| Records provided |
******

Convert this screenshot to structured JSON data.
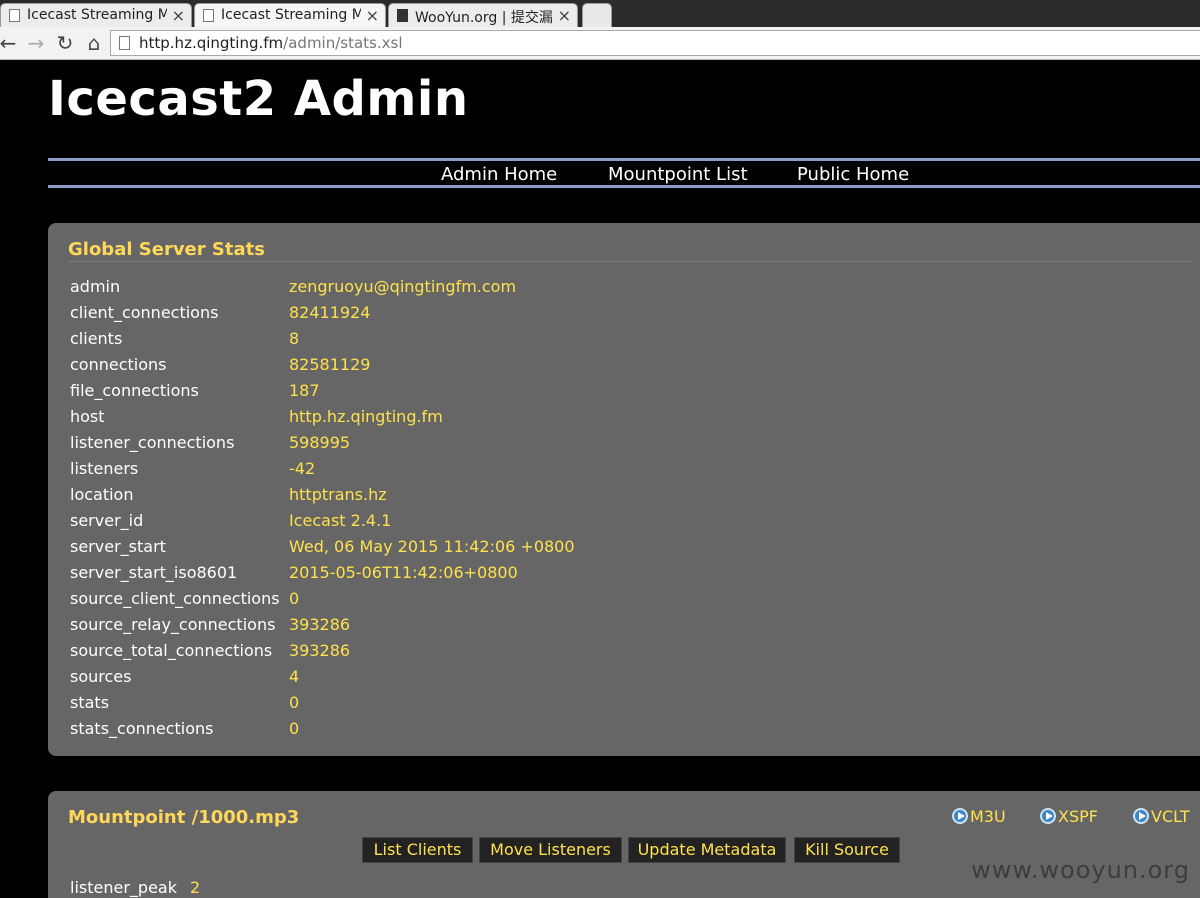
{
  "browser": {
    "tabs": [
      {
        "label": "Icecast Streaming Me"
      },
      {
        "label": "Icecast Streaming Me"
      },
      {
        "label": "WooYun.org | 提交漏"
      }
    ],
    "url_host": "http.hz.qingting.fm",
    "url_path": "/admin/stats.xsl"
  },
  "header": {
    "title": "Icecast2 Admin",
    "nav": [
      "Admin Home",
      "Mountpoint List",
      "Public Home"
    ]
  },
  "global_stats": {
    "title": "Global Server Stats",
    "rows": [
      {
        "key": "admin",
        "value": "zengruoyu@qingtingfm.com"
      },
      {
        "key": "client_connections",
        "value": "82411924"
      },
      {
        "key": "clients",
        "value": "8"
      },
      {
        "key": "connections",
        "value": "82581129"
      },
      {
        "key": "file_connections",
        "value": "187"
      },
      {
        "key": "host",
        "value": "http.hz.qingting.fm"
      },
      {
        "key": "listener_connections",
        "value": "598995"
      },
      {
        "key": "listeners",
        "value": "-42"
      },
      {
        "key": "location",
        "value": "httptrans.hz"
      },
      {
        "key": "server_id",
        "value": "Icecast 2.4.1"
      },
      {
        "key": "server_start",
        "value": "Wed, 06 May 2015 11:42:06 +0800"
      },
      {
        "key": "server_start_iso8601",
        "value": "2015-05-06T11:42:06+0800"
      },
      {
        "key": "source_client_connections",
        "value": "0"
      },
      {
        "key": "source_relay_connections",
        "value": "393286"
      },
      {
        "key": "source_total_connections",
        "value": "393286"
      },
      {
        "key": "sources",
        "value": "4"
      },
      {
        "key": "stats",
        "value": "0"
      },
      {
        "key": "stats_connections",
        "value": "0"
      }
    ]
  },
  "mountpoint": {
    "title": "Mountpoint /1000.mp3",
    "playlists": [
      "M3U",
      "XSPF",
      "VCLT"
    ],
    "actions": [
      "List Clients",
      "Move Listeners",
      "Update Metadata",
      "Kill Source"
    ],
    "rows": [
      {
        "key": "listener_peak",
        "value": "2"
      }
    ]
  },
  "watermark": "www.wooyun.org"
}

******

| Set task |
Write the material out again exactly as it appears, dropping the pictures.

| Output of the exercise |
Convert this screenshot to structured JSON data.
{
  "browser": {
    "tabs": [
      {
        "label": "Icecast Streaming Me"
      },
      {
        "label": "Icecast Streaming Me"
      },
      {
        "label": "WooYun.org | 提交漏"
      }
    ],
    "url_host": "http.hz.qingting.fm",
    "url_path": "/admin/stats.xsl"
  },
  "header": {
    "title": "Icecast2 Admin",
    "nav": [
      "Admin Home",
      "Mountpoint List",
      "Public Home"
    ]
  },
  "global_stats": {
    "title": "Global Server Stats",
    "rows": [
      {
        "key": "admin",
        "value": "zengruoyu@qingtingfm.com"
      },
      {
        "key": "client_connections",
        "value": "82411924"
      },
      {
        "key": "clients",
        "value": "8"
      },
      {
        "key": "connections",
        "value": "82581129"
      },
      {
        "key": "file_connections",
        "value": "187"
      },
      {
        "key": "host",
        "value": "http.hz.qingting.fm"
      },
      {
        "key": "listener_connections",
        "value": "598995"
      },
      {
        "key": "listeners",
        "value": "-42"
      },
      {
        "key": "location",
        "value": "httptrans.hz"
      },
      {
        "key": "server_id",
        "value": "Icecast 2.4.1"
      },
      {
        "key": "server_start",
        "value": "Wed, 06 May 2015 11:42:06 +0800"
      },
      {
        "key": "server_start_iso8601",
        "value": "2015-05-06T11:42:06+0800"
      },
      {
        "key": "source_client_connections",
        "value": "0"
      },
      {
        "key": "source_relay_connections",
        "value": "393286"
      },
      {
        "key": "source_total_connections",
        "value": "393286"
      },
      {
        "key": "sources",
        "value": "4"
      },
      {
        "key": "stats",
        "value": "0"
      },
      {
        "key": "stats_connections",
        "value": "0"
      }
    ]
  },
  "mountpoint": {
    "title": "Mountpoint /1000.mp3",
    "playlists": [
      "M3U",
      "XSPF",
      "VCLT"
    ],
    "actions": [
      "List Clients",
      "Move Listeners",
      "Update Metadata",
      "Kill Source"
    ],
    "rows": [
      {
        "key": "listener_peak",
        "value": "2"
      }
    ]
  },
  "watermark": "www.wooyun.org"
}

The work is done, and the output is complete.